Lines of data
-- START --

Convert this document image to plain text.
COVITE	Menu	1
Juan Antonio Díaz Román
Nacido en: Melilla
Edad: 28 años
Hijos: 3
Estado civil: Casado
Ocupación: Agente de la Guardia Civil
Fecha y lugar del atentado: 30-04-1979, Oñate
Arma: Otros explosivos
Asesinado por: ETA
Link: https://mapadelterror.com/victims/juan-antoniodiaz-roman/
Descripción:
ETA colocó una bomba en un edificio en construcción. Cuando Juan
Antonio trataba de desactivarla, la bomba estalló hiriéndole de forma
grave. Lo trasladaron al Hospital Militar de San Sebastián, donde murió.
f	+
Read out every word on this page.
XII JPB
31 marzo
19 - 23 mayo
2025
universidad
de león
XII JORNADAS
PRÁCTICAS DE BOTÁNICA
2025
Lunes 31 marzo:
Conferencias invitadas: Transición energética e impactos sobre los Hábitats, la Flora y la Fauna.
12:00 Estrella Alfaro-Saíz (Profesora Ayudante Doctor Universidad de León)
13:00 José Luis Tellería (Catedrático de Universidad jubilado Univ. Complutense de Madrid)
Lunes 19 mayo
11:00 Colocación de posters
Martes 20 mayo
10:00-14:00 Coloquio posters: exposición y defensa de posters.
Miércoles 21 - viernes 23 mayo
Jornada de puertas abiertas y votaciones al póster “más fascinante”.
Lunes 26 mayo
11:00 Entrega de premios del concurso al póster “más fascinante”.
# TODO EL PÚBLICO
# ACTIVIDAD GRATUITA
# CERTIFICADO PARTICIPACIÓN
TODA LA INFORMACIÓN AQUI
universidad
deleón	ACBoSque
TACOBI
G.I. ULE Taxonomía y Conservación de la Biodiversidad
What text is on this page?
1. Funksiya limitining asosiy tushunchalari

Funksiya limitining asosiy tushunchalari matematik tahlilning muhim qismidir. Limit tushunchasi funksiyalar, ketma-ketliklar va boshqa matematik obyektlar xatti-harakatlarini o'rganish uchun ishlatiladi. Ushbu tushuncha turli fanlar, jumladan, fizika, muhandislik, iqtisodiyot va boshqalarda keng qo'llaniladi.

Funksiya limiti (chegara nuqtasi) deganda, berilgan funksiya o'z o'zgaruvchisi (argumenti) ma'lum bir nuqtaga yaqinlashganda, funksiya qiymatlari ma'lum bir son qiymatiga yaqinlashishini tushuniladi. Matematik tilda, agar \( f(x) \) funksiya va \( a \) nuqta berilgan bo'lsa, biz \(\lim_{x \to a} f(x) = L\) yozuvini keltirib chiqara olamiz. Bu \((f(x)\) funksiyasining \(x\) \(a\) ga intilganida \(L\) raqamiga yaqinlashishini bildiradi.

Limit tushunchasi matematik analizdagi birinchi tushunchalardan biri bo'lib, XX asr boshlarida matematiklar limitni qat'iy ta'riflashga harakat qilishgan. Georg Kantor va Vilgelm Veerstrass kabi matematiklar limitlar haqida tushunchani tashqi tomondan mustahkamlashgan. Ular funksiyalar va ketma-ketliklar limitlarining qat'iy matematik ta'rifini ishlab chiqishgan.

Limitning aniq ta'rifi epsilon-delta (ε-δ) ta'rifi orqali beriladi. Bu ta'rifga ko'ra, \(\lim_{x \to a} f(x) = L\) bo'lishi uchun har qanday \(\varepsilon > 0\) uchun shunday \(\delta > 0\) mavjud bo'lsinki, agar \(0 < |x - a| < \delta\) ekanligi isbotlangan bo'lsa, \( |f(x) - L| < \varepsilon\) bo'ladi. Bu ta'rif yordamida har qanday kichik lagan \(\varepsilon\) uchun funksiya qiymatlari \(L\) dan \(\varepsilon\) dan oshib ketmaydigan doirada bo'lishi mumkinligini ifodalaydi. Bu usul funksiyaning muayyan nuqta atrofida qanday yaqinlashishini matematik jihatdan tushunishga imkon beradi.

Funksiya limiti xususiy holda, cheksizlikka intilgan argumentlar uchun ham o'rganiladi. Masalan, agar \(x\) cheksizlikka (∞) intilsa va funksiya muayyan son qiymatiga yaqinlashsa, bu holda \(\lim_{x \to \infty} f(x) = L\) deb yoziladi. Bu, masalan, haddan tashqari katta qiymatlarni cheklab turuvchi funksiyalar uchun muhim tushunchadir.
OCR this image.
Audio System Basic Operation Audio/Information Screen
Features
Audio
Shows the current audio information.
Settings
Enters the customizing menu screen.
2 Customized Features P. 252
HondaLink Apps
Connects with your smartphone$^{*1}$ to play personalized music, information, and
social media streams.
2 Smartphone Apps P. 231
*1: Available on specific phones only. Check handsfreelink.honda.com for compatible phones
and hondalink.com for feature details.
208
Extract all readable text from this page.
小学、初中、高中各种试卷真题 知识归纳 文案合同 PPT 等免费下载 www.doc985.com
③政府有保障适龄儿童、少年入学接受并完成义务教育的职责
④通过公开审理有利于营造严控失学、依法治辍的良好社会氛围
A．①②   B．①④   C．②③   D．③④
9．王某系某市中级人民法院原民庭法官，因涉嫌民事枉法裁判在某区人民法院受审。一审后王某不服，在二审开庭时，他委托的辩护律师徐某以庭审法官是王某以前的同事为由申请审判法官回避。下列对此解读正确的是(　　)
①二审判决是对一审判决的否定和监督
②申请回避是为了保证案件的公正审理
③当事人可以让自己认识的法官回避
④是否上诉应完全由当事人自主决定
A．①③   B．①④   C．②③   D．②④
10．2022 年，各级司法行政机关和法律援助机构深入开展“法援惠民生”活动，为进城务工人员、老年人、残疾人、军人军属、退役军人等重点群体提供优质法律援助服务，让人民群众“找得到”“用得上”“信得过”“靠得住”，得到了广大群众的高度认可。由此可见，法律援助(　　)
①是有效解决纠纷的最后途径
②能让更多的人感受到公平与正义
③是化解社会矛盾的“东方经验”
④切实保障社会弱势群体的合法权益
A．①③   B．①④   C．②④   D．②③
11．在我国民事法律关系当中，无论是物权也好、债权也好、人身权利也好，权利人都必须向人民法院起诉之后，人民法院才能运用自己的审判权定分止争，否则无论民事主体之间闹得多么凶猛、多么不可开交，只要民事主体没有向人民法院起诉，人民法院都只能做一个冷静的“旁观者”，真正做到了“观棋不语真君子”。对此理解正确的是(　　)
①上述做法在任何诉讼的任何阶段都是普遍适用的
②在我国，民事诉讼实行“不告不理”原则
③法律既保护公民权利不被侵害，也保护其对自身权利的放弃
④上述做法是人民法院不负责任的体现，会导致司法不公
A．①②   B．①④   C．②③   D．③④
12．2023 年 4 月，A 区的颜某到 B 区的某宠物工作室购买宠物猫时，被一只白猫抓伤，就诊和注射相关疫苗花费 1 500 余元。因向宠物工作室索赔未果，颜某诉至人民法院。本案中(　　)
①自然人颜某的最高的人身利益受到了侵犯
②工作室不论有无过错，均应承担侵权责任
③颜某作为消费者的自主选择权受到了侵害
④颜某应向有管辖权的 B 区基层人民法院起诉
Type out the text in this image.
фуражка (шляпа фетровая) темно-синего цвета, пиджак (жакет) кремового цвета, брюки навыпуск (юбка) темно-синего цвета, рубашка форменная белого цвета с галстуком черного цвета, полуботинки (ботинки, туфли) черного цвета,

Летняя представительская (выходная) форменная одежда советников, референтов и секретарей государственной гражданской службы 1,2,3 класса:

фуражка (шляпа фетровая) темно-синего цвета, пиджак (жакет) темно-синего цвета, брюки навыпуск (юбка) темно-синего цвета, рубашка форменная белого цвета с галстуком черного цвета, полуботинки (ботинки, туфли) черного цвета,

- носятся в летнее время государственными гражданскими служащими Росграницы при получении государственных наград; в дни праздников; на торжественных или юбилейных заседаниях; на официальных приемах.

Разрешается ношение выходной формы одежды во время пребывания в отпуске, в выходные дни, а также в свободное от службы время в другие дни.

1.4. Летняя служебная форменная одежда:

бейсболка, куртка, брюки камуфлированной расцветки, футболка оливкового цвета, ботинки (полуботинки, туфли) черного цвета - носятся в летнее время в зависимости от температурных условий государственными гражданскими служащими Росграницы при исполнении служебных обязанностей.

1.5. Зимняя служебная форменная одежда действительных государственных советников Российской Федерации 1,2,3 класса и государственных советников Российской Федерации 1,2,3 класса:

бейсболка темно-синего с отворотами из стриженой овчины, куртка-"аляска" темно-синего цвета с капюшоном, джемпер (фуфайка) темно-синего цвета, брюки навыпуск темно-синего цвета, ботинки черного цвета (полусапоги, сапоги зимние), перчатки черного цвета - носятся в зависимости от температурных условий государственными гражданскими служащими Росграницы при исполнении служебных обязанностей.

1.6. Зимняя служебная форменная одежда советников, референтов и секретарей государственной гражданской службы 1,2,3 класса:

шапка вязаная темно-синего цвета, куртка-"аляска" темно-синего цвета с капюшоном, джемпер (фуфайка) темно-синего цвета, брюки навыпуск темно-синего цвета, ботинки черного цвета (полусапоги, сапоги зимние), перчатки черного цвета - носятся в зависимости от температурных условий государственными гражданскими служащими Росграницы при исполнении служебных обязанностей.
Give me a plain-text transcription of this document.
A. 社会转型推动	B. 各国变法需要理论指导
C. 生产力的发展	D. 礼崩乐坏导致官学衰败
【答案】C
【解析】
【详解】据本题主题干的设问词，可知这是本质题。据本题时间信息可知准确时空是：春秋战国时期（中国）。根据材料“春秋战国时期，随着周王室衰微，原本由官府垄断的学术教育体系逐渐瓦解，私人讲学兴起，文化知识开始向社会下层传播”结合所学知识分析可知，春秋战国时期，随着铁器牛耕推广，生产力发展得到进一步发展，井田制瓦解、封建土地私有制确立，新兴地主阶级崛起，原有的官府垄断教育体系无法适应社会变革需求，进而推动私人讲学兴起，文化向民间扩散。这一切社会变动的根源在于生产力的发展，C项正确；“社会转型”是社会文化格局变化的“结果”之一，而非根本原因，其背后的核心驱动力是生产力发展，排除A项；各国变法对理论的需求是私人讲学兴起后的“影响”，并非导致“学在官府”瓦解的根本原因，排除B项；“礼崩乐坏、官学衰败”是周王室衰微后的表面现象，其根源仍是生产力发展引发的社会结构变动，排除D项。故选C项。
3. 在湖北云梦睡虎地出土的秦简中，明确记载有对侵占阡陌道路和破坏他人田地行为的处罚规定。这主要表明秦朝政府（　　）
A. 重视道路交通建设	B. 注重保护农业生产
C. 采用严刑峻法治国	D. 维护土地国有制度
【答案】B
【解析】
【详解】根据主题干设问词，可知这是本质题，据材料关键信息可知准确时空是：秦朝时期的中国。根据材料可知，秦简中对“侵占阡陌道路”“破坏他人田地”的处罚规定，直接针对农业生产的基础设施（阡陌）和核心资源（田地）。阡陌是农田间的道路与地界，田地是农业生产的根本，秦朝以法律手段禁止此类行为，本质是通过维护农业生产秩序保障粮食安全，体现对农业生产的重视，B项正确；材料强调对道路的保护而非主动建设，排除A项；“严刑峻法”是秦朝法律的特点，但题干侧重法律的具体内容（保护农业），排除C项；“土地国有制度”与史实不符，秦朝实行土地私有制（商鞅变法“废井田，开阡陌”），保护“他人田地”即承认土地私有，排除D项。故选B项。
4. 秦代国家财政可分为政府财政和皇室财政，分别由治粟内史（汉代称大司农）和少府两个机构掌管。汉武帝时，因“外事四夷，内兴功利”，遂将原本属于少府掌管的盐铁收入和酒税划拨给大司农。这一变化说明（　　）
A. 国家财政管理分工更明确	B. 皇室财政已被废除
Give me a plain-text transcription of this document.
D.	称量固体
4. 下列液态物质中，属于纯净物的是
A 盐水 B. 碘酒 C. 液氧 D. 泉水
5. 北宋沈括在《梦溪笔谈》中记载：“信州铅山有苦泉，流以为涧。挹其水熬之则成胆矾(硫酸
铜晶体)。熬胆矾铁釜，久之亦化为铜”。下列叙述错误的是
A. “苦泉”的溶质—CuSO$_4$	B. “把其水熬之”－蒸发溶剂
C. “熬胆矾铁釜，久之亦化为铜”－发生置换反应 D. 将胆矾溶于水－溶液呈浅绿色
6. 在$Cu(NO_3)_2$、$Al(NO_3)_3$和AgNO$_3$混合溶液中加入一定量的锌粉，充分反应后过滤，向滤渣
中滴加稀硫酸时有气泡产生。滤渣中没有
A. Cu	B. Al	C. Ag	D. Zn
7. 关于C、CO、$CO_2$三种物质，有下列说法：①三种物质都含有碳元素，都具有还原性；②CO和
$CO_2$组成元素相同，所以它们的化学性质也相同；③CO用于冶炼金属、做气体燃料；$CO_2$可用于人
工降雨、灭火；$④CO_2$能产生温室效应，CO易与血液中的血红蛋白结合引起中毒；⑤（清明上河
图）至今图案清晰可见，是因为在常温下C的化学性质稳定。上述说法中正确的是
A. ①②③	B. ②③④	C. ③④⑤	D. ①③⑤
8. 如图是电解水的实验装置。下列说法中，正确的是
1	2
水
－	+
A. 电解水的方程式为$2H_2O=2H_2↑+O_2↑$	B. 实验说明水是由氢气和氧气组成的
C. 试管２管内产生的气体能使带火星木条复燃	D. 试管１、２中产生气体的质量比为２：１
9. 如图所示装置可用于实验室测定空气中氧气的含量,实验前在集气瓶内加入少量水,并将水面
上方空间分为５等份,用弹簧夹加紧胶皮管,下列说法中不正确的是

-- END --

**DIRECTIVE:** Scan the entries above and work out how many lines include the word "Зимняя"; the reply is that number alone.

**TASK OUTPUT:** 2